### Given problem
Each line that holds the word "Assam" should be returned.

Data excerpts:
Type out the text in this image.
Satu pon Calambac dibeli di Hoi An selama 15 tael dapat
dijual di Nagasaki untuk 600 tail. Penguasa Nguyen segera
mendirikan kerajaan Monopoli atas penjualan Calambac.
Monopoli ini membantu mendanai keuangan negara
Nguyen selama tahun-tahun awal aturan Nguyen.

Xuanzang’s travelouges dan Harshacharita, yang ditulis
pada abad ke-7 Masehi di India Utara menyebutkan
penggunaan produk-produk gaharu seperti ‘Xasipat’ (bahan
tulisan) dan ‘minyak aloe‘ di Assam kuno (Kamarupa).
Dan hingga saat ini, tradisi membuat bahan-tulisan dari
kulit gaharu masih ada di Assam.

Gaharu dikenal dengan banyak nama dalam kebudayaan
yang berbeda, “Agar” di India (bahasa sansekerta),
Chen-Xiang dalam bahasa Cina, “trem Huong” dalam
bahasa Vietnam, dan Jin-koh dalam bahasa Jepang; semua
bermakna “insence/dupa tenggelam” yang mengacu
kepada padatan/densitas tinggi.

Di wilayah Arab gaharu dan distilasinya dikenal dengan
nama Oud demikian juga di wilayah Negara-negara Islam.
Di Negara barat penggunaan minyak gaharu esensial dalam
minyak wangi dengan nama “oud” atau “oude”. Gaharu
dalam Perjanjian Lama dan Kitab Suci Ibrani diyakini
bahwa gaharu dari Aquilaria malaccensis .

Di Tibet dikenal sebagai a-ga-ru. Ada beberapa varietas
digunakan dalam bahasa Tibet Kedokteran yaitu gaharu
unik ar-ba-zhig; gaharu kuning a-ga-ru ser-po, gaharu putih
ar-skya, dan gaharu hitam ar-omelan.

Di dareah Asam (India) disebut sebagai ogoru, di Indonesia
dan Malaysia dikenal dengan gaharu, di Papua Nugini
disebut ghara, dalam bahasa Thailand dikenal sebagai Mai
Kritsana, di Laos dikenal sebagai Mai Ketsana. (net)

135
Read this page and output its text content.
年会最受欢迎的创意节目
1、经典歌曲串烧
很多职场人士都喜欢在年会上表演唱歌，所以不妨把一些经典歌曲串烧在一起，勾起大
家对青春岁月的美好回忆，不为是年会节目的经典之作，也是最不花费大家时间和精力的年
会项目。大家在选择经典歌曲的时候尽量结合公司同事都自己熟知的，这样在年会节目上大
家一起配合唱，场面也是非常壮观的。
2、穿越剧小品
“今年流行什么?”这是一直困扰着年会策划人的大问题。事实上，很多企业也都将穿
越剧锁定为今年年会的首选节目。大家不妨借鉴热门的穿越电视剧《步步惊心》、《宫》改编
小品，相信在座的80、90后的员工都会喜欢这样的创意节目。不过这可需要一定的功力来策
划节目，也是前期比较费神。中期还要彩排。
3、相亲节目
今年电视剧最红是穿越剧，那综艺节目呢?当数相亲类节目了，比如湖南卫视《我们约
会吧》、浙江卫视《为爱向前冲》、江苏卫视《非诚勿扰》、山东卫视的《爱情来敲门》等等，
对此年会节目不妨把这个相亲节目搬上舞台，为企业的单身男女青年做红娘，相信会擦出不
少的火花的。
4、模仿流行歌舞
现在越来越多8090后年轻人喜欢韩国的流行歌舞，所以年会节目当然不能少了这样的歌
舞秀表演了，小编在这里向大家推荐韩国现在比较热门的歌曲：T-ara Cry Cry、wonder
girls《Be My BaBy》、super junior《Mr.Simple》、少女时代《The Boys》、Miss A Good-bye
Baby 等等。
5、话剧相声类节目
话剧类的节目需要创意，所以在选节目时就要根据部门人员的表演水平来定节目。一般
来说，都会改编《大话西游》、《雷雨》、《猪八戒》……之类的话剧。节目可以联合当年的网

### Answer to this exercise
tulisan) dan ‘minyak aloe‘ di Assam kuno (Kamarupa).
kulit gaharu masih ada di Assam.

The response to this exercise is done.